-------- Records to process --------

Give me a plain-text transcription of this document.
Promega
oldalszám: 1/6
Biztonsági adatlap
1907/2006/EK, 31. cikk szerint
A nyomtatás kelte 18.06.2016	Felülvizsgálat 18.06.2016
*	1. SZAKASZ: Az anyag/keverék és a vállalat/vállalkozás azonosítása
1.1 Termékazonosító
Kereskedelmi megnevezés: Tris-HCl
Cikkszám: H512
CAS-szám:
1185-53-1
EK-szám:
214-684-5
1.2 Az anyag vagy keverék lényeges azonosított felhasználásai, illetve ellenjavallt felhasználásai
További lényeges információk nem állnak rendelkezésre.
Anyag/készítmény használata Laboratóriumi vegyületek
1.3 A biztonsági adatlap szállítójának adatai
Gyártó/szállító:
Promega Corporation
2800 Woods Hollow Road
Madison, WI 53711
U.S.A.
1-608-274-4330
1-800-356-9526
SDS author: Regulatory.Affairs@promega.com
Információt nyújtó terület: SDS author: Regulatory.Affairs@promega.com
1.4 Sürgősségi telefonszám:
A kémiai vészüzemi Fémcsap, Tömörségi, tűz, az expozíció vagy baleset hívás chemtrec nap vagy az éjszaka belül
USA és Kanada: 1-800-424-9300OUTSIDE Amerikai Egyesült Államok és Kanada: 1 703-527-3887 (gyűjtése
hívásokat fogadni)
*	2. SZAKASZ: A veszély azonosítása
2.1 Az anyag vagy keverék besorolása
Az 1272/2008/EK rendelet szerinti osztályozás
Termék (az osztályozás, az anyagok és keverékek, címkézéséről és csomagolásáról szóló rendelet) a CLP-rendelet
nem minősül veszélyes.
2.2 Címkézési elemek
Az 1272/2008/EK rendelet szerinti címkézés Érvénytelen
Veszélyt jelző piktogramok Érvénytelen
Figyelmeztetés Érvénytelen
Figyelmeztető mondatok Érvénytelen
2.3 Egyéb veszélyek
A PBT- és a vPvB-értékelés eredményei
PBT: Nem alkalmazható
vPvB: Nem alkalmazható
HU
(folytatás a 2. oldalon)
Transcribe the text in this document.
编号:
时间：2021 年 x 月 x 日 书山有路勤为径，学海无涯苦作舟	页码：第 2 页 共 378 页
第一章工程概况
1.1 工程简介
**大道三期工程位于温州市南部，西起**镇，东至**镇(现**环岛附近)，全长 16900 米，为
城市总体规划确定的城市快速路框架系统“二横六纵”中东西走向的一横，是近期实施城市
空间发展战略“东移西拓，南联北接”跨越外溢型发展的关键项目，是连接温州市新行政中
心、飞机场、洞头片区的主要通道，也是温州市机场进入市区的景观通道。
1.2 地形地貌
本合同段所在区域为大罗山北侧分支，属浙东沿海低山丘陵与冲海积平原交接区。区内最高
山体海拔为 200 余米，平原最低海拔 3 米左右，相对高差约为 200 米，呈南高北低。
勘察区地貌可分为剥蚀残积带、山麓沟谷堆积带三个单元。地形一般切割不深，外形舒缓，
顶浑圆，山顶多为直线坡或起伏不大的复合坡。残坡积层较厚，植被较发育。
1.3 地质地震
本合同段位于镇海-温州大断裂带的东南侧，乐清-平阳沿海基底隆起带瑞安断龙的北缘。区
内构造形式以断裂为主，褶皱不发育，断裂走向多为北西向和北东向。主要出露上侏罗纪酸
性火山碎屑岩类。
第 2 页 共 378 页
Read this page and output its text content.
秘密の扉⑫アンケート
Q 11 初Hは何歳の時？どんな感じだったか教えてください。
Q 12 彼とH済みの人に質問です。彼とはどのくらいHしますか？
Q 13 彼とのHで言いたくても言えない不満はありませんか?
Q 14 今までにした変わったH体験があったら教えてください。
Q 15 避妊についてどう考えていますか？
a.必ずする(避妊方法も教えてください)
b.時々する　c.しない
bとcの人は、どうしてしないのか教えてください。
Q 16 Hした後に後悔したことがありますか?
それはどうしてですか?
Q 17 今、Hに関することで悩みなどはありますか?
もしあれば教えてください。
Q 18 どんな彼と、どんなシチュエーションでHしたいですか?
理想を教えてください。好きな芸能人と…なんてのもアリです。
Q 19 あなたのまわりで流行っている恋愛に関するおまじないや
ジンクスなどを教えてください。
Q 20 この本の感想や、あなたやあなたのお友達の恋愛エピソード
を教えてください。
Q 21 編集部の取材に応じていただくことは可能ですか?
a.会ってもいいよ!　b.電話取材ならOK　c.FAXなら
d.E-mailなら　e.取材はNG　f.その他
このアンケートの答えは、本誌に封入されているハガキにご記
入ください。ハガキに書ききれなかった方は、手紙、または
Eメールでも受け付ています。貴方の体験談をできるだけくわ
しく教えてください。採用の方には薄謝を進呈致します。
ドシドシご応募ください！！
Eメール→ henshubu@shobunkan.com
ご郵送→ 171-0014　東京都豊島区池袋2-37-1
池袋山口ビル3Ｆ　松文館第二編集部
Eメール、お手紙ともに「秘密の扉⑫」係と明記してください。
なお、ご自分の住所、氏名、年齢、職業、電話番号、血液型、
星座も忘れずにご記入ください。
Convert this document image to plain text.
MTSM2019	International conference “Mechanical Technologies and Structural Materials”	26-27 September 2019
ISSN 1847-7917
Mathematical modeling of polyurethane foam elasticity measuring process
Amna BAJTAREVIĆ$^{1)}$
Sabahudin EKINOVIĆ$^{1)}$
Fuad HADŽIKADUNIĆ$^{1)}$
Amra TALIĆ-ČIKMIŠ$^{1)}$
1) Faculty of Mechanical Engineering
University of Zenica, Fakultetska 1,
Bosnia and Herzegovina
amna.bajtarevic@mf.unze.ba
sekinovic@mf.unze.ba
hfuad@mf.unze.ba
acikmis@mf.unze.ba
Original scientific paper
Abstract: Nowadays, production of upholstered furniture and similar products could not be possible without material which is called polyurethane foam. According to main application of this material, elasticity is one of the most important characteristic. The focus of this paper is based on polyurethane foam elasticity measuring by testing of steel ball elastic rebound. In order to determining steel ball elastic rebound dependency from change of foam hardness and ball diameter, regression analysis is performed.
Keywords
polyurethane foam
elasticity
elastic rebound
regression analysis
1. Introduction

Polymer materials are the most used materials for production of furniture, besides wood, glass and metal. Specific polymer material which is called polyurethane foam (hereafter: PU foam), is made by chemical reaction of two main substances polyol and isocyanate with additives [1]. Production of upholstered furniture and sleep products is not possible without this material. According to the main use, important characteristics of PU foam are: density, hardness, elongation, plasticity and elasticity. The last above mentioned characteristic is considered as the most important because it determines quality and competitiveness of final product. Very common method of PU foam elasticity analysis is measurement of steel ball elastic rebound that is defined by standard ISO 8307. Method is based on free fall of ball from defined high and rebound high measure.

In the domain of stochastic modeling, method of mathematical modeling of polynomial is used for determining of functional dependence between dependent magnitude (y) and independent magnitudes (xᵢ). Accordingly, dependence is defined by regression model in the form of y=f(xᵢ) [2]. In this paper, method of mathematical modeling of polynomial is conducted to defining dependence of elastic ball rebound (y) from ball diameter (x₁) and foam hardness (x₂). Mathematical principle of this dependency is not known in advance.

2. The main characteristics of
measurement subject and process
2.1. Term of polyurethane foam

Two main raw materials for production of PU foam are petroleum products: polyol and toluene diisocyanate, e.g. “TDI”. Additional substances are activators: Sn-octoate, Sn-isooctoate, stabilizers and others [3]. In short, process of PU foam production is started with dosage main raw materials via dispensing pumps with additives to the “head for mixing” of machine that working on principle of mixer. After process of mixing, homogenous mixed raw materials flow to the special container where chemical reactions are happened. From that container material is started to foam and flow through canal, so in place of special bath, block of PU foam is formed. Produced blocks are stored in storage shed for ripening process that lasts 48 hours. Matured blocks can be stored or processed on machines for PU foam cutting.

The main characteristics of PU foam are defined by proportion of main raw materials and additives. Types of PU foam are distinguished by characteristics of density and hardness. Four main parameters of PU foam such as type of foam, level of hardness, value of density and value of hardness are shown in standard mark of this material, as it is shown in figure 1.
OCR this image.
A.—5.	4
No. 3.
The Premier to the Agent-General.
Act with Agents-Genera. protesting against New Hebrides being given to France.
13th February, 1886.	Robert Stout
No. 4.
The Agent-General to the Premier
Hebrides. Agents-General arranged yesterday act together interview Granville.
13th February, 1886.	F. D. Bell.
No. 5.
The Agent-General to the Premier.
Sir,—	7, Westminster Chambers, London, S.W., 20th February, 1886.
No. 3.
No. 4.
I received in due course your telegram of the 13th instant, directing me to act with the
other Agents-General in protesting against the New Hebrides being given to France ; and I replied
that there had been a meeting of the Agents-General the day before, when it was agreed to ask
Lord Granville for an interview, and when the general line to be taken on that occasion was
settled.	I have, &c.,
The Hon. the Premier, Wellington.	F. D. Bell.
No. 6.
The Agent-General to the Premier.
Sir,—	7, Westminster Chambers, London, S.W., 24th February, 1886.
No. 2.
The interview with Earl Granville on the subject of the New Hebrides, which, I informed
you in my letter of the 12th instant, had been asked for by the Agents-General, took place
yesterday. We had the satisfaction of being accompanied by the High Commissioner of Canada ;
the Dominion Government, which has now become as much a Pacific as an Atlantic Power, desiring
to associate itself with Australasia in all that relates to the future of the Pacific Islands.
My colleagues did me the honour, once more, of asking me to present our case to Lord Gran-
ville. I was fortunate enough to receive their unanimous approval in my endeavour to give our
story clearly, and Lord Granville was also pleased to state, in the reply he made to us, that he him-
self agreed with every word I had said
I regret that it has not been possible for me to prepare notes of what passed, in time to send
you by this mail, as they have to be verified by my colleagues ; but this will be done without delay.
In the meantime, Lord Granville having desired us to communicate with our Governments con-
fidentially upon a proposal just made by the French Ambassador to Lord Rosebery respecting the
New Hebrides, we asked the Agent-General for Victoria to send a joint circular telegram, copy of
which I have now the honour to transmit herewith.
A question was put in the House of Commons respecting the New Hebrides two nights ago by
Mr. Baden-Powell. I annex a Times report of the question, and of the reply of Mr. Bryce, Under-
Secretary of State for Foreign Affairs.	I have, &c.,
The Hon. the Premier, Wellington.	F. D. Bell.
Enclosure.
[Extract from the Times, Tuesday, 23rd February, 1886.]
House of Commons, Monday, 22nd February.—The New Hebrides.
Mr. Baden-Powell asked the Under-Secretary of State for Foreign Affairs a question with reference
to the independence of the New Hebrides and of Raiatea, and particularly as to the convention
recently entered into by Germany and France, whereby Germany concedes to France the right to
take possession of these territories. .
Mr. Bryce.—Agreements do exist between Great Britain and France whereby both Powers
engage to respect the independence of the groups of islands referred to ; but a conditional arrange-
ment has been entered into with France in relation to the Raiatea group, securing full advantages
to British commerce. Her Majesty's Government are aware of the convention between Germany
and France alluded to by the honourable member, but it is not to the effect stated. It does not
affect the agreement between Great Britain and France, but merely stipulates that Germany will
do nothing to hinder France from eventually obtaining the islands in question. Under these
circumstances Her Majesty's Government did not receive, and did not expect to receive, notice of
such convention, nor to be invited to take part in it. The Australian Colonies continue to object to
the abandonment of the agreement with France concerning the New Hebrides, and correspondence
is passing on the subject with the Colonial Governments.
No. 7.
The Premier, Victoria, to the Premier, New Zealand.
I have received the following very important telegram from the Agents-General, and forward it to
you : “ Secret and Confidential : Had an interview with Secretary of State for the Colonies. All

--------

- _What is being asked_:
Determine how many lines include the string "respecting". Give no answer but the number.

- _Problem solution_:
2